__Stated goal__
Restate each of the lines given below, word for word.

__Given data__

--------------------------------

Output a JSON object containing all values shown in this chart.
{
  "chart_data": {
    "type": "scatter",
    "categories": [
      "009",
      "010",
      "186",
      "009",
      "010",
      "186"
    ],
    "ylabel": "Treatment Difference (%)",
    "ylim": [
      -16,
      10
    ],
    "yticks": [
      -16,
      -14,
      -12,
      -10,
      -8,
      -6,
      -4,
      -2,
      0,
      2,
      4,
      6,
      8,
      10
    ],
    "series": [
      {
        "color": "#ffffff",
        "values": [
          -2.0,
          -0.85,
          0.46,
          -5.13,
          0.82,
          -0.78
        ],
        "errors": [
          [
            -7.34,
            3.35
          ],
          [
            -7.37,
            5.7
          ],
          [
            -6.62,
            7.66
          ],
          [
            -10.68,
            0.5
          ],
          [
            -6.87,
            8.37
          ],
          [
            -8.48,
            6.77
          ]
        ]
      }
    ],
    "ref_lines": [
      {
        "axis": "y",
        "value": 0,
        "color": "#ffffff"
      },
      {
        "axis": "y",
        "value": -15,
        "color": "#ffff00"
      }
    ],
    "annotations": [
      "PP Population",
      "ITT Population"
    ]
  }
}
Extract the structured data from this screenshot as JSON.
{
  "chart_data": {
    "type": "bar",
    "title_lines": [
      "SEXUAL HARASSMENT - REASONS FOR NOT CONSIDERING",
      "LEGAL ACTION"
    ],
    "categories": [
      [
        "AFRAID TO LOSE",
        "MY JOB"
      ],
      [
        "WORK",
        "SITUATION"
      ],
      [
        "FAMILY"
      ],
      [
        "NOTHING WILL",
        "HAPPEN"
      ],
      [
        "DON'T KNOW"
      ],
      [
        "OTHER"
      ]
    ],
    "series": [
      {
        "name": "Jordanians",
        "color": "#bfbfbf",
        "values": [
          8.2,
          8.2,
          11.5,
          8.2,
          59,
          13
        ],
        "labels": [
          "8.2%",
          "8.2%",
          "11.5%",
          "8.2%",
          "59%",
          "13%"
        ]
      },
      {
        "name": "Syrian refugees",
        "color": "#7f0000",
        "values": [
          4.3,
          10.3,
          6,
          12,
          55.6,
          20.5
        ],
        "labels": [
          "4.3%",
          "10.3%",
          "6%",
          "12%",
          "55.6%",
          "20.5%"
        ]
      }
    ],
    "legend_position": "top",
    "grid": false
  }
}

--------------------------------

__Solution to this exercise__
Output a JSON object containing all values shown in this chart.
{
  "chart_data": {
    "type": "scatter",
    "categories": [
      "009",
      "010",
      "186",
      "009",
      "010",
      "186"
    ],
    "ylabel": "Treatment Difference (%)",
    "ylim": [
      -16,
      10
    ],
    "yticks": [
      -16,
      -14,
      -12,
      -10,
      -8,
      -6,
      -4,
      -2,
      0,
      2,
      4,
      6,
      8,
      10
    ],
    "series": [
      {
        "color": "#ffffff",
        "values": [
          -2.0,
          -0.85,
          0.46,
          -5.13,
          0.82,
          -0.78
        ],
        "errors": [
          [
            -7.34,
            3.35
          ],
          [
            -7.37,
            5.7
          ],
          [
            -6.62,
            7.66
          ],
          [
            -10.68,
            0.5
          ],
          [
            -6.87,
            8.37
          ],
          [
            -8.48,
            6.77
          ]
        ]
      }
    ],
    "ref_lines": [
      {
        "axis": "y",
        "value": 0,
        "color": "#ffffff"
      },
      {
        "axis": "y",
        "value": -15,
        "color": "#ffff00"
      }
    ],
    "annotations": [
      "PP Population",
      "ITT Population"
    ]
  }
}
Extract the structured data from this screenshot as JSON.
{
  "chart_data": {
    "type": "bar",
    "title_lines": [
      "SEXUAL HARASSMENT - REASONS FOR NOT CONSIDERING",
      "LEGAL ACTION"
    ],
    "categories": [
      [
        "AFRAID TO LOSE",
        "MY JOB"
      ],
      [
        "WORK",
        "SITUATION"
      ],
      [
        "FAMILY"
      ],
      [
        "NOTHING WILL",
        "HAPPEN"
      ],
      [
        "DON'T KNOW"
      ],
      [
        "OTHER"
      ]
    ],
    "series": [
      {
        "name": "Jordanians",
        "color": "#bfbfbf",
        "values": [
          8.2,
          8.2,
          11.5,
          8.2,
          59,
          13
        ],
        "labels": [
          "8.2%",
          "8.2%",
          "11.5%",
          "8.2%",
          "59%",
          "13%"
        ]
      },
      {
        "name": "Syrian refugees",
        "color": "#7f0000",
        "values": [
          4.3,
          10.3,
          6,
          12,
          55.6,
          20.5
        ],
        "labels": [
          "4.3%",
          "10.3%",
          "6%",
          "12%",
          "55.6%",
          "20.5%"
        ]
      }
    ],
    "legend_position": "top",
    "grid": false
  }
}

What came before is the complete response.